→ **EXERCISE PROMPT**:
Omit all pictures and give the records below again exactly as written.

(Saved entries)
━━━━━━━━━━━━━━━━
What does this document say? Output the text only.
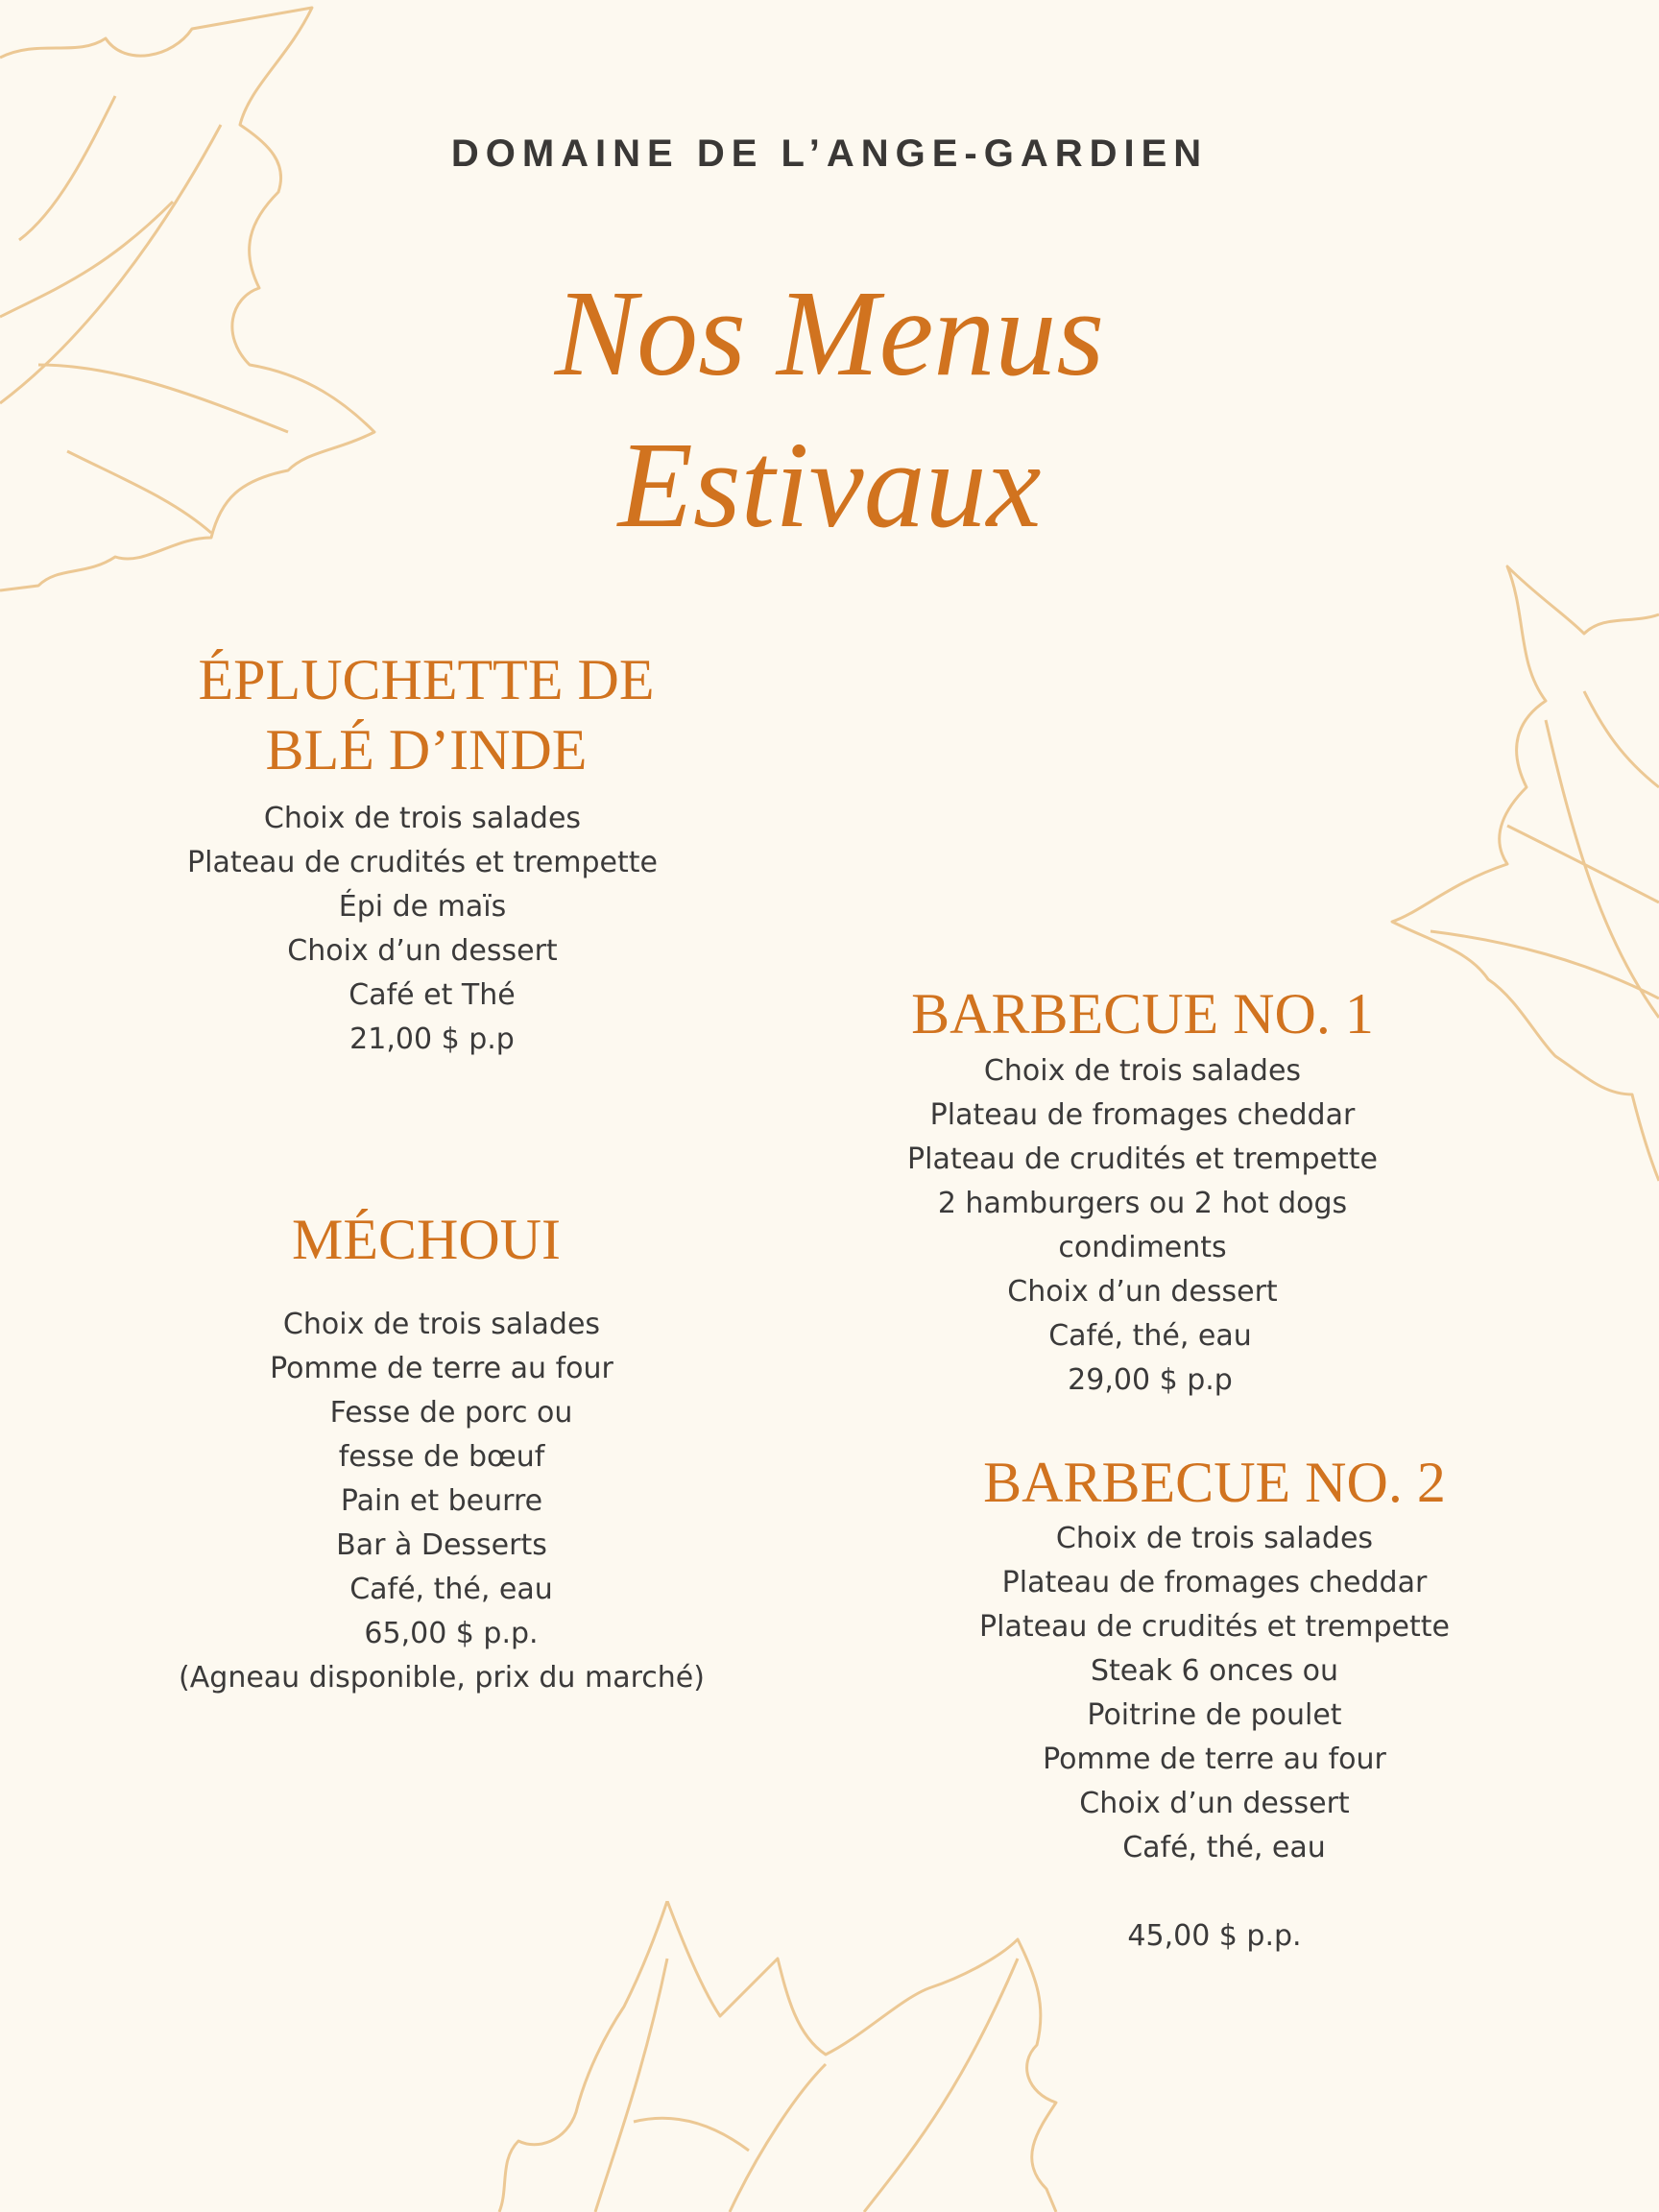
DOMAINE DE L’ANGE-GARDIEN
Nos Menus
Estivaux
ÉPLUCHETTE DE
BLÉ D’INDE
Choix de trois salades
Plateau de crudités et trempette
Épi de maïs
Choix d’un dessert
Café et Thé
21,00 $ p.p
MÉCHOUI
Choix de trois salades
Pomme de terre au four
Fesse de porc ou
fesse de bœuf
Pain et beurre
Bar à Desserts
Café, thé, eau
65,00 $ p.p.
(Agneau disponible, prix du marché)
BARBECUE NO. 1
Choix de trois salades
Plateau de fromages cheddar
Plateau de crudités et trempette
2 hamburgers ou 2 hot dogs
condiments
Choix d’un dessert
Café, thé, eau
29,00 $ p.p
BARBECUE NO. 2
Choix de trois salades
Plateau de fromages cheddar
Plateau de crudités et trempette
Steak 6 onces ou
Poitrine de poulet
Pomme de terre au four
Choix d’un dessert
Café, thé, eau
45,00 $ p.p.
━━━━━━━━━━━━━━━━
→ **EXERCISE RESPONSE**:
What does this document say? Output the text only.
DOMAINE DE L’ANGE-GARDIEN
Nos Menus
Estivaux
ÉPLUCHETTE DE
BLÉ D’INDE
Choix de trois salades
Plateau de crudités et trempette
Épi de maïs
Choix d’un dessert
Café et Thé
21,00 $ p.p
MÉCHOUI
Choix de trois salades
Pomme de terre au four
Fesse de porc ou
fesse de bœuf
Pain et beurre
Bar à Desserts
Café, thé, eau
65,00 $ p.p.
(Agneau disponible, prix du marché)
BARBECUE NO. 1
Choix de trois salades
Plateau de fromages cheddar
Plateau de crudités et trempette
2 hamburgers ou 2 hot dogs
condiments
Choix d’un dessert
Café, thé, eau
29,00 $ p.p
BARBECUE NO. 2
Choix de trois salades
Plateau de fromages cheddar
Plateau de crudités et trempette
Steak 6 onces ou
Poitrine de poulet
Pomme de terre au four
Choix d’un dessert
Café, thé, eau
45,00 $ p.p.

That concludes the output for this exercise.